### STORED RECORDS
— start —

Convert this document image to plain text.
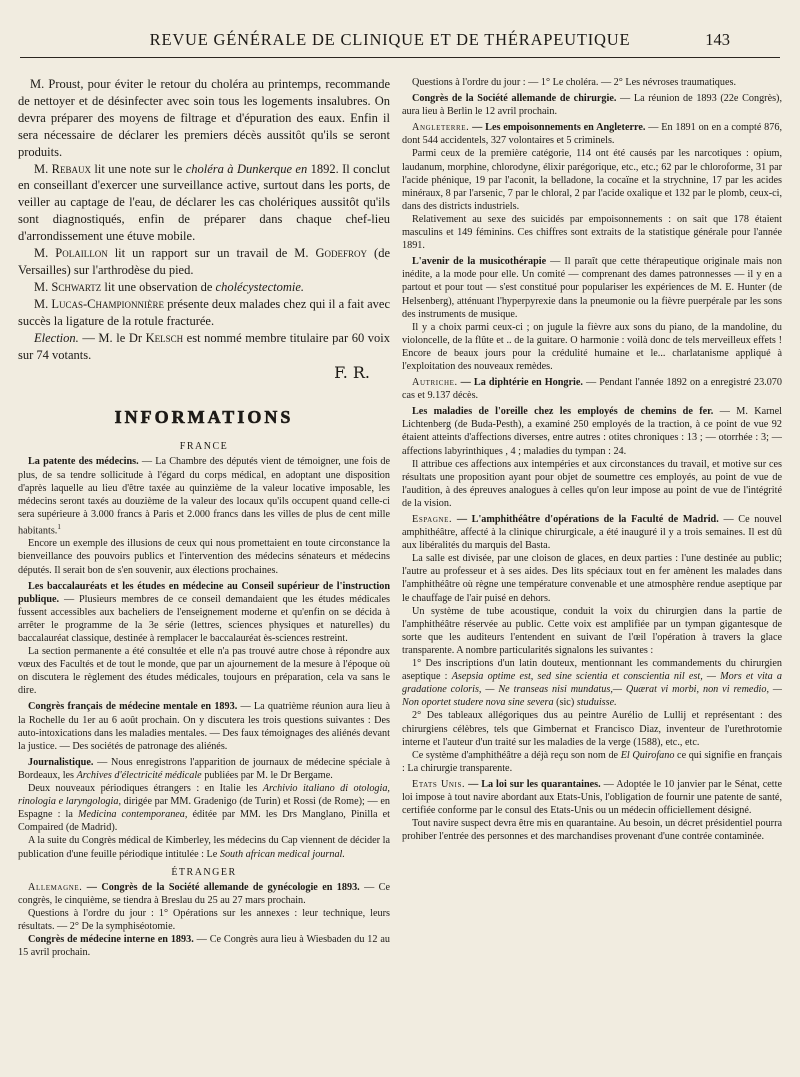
REVUE GÉNÉRALE DE CLINIQUE ET DE THÉRAPEUTIQUE	143

M. Proust, pour éviter le retour du choléra au printemps, recommande de nettoyer et de désinfecter avec soin tous les logements insalubres. On devra préparer des moyens de filtrage et d'épuration des eaux. Enfin il sera nécessaire de déclarer les premiers décès aussitôt qu'ils se seront produits.

M. Rebaux lit une note sur le choléra à Dunkerque en 1892. Il conclut en conseillant d'exercer une surveillance active, surtout dans les ports, de veiller au captage de l'eau, de déclarer les cas cholériques aussitôt qu'ils sont diagnostiqués, enfin de préparer dans chaque chef-lieu d'arrondissement une étuve mobile.

M. Polaillon lit un rapport sur un travail de M. Godefroy (de Versailles) sur l'arthrodèse du pied.

M. Schwartz lit une observation de cholécystectomie.

M. Lucas-Championnière présente deux malades chez qui il a fait avec succès la ligature de la rotule fracturée.

Election. — M. le Dr Kelsch est nommé membre titulaire par 60 voix sur 74 votants.

F. R.
INFORMATIONS
FRANCE

La patente des médecins. — La Chambre des députés vient de témoigner, une fois de plus, de sa tendre sollicitude à l'égard du corps médical, en adoptant une disposition d'après laquelle au lieu d'être taxée au quinzième de la valeur locative imposable, les médecins seront taxés au douzième de la valeur des locaux qu'ils occupent quand celle-ci sera supérieure à 3.000 francs à Paris et 2.000 francs dans les villes de plus de cent mille habitants.$^1$

Encore un exemple des illusions de ceux qui nous promettaient en toute circonstance la bienveillance des pouvoirs publics et l'intervention des médecins sénateurs et médecins députés. Il serait bon de s'en souvenir, aux élections prochaines.

Les baccalauréats et les études en médecine au Conseil supérieur de l'instruction publique. — Plusieurs membres de ce conseil demandaient que les études médicales fussent accessibles aux bacheliers de l'enseignement moderne et qu'enfin on se décida à arrêter le programme de la 3e série (lettres, sciences physiques et naturelles) du baccalauréat classique, destinée à remplacer le baccalauréat ès-sciences restreint.

La section permanente a été consultée et elle n'a pas trouvé autre chose à répondre aux vœux des Facultés et de tout le monde, que par un ajournement de la mesure à l'époque où on discutera le règlement des études médicales, toujours en préparation, cela va sans le dire.

Congrès français de médecine mentale en 1893. — La quatrième réunion aura lieu à la Rochelle du 1er au 6 août prochain. On y discutera les trois questions suivantes : Des auto-intoxications dans les maladies mentales. — Des faux témoignages des aliénés devant la justice. — Des sociétés de patronage des aliénés.

Journalistique. — Nous enregistrons l'apparition de journaux de médecine spéciale à Bordeaux, les Archives d'électricité médicale publiées par M. le Dr Bergame.

Deux nouveaux périodiques étrangers : en Italie les Archivio italiano di otologia, rinologia e laryngologia, dirigée par MM. Gradenigo (de Turin) et Rossi (de Rome); — en Espagne : la Medicina contemporanea, éditée par MM. les Drs Manglano, Pinilla et Compaired (de Madrid).

A la suite du Congrès médical de Kimberley, les médecins du Cap viennent de décider la publication d'une feuille périodique intitulée : Le South african medical journal.

ÉTRANGER

Allemagne. — Congrès de la Société allemande de gynécologie en 1893. — Ce congrès, le cinquième, se tiendra à Breslau du 25 au 27 mars prochain.

Questions à l'ordre du jour : 1° Opérations sur les annexes : leur technique, leurs résultats. — 2° De la symphiséotomie.

Congrès de médecine interne en 1893. — Ce Congrès aura lieu à Wiesbaden du 12 au 15 avril prochain.

Questions à l'ordre du jour : — 1° Le choléra. — 2° Les névroses traumatiques.

Congrès de la Société allemande de chirurgie. — La réunion de 1893 (22e Congrès), aura lieu à Berlin le 12 avril prochain.

Angleterre. — Les empoisonnements en Angleterre. — En 1891 on en a compté 876, dont 544 accidentels, 327 volontaires et 5 criminels.

Parmi ceux de la première catégorie, 114 ont été causés par les narcotiques : opium, laudanum, morphine, chlorodyne, élixir parégorique, etc., etc.; 62 par le chloroforme, 31 par l'acide phénique, 19 par l'aconit, la belladone, la cocaïne et la strychnine, 17 par les acides minéraux, 8 par l'arsenic, 7 par le chloral, 2 par l'acide oxalique et 132 par le plomb, ceux-ci, dans des districts industriels.

Relativement au sexe des suicidés par empoisonnements : on sait que 178 étaient masculins et 149 féminins. Ces chiffres sont extraits de la statistique générale pour l'année 1891.

L'avenir de la musicothérapie — Il paraît que cette thérapeutique originale mais non inédite, a la mode pour elle. Un comité — comprenant des dames patronnesses — il y en a partout et pour tout — s'est constitué pour populariser les expériences de M. E. Hunter (de Helsenberg), atténuant l'hyperpyrexie dans la pneumonie ou la fièvre puerpérale par les sons des instruments de musique.

Il y a choix parmi ceux-ci ; on jugule la fièvre aux sons du piano, de la mandoline, du violoncelle, de la flûte et .. de la guitare. O harmonie : voilà donc de tels merveilleux effets ! Encore de beaux jours pour la crédulité humaine et le... charlatanisme appliqué à l'exploitation des nouveaux remèdes.

Autriche. — La diphtérie en Hongrie. — Pendant l'année 1892 on a enregistré 23.070 cas et 9.137 décès.

Les maladies de l'oreille chez les employés de chemins de fer. — M. Karnel Lichtenberg (de Buda-Pesth), a examiné 250 employés de la traction, à ce point de vue 92 étaient atteints d'affections diverses, entre autres : otites chroniques : 13 ; — otorrhée : 3; — affections labyrinthiques , 4 ; maladies du tympan : 24.

Il attribue ces affections aux intempéries et aux circonstances du travail, et motive sur ces résultats une proposition ayant pour objet de soumettre ces employés, au point de vue de l'audition, à des épreuves analogues à celles qu'on leur impose au point de vue de l'intégrité de la vision.

Espagne. — L'amphithéâtre d'opérations de la Faculté de Madrid. — Ce nouvel amphithéâtre, affecté à la clinique chirurgicale, a été inauguré il y a trois semaines. Il est dû aux libéralités du marquis del Basta.

La salle est divisée, par une cloison de glaces, en deux parties : l'une destinée au public; l'autre au professeur et à ses aides. Des lits spéciaux tout en fer amènent les malades dans l'amphithéâtre où règne une température convenable et une atmosphère rendue aseptique par le chauffage de l'air puisé en dehors.

Un système de tube acoustique, conduit la voix du chirurgien dans la partie de l'amphithéâtre réservée au public. Cette voix est amplifiée par un tympan gigantesque de sorte que les auditeurs l'entendent en suivant de l'œil l'opération à travers la glace transparente. A nombre particularités signalons les suivantes :

1° Des inscriptions d'un latin douteux, mentionnant les commandements du chirurgien aseptique : Asepsia optime est, sed sine scientia et conscientia nil est, — Mors et vita a gradatione coloris, — Ne transeas nisi mundatus,— Quærat vi morbi, non vi remedio, — Non oportet studere nova sine severa (sic) studuisse.

2° Des tableaux allégoriques dus au peintre Aurélio de Lullij et représentant : des chirurgiens célèbres, tels que Gimbernat et Francisco Diaz, inventeur de l'urethrotomie interne et l'auteur d'un traité sur les maladies de la verge (1588), etc., etc.

Ce système d'amphithéâtre a déjà reçu son nom de El Quirofano ce qui signifie en français : La chirurgie transparente.

Etats Unis. — La loi sur les quarantaines. — Adoptée le 10 janvier par le Sénat, cette loi impose à tout navire abordant aux Etats-Unis, l'obligation de fournir une patente de santé, certifiée conforme par le consul des Etats-Unis ou un médecin officiellement désigné.

Tout navire suspect devra être mis en quarantaine. Au besoin, un décret présidentiel pourra prohiber l'entrée des personnes et des marchandises provenant d'une contrée contaminée.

— end —

Identify and list each line with the word "Encore".

Encore un exemple des illusions de ceux qui nous promettaient en toute circonstance la bienveillance des pouvoirs publics et l'intervention des médecins sénateurs et médecins députés. Il serait bon de s'en souvenir, aux élections prochaines.
Il y a choix parmi ceux-ci ; on jugule la fièvre aux sons du piano, de la mandoline, du violoncelle, de la flûte et .. de la guitare. O harmonie : voilà donc de tels merveilleux effets ! Encore de beaux jours pour la crédulité humaine et le... charlatanisme appliqué à l'exploitation des nouveaux remèdes.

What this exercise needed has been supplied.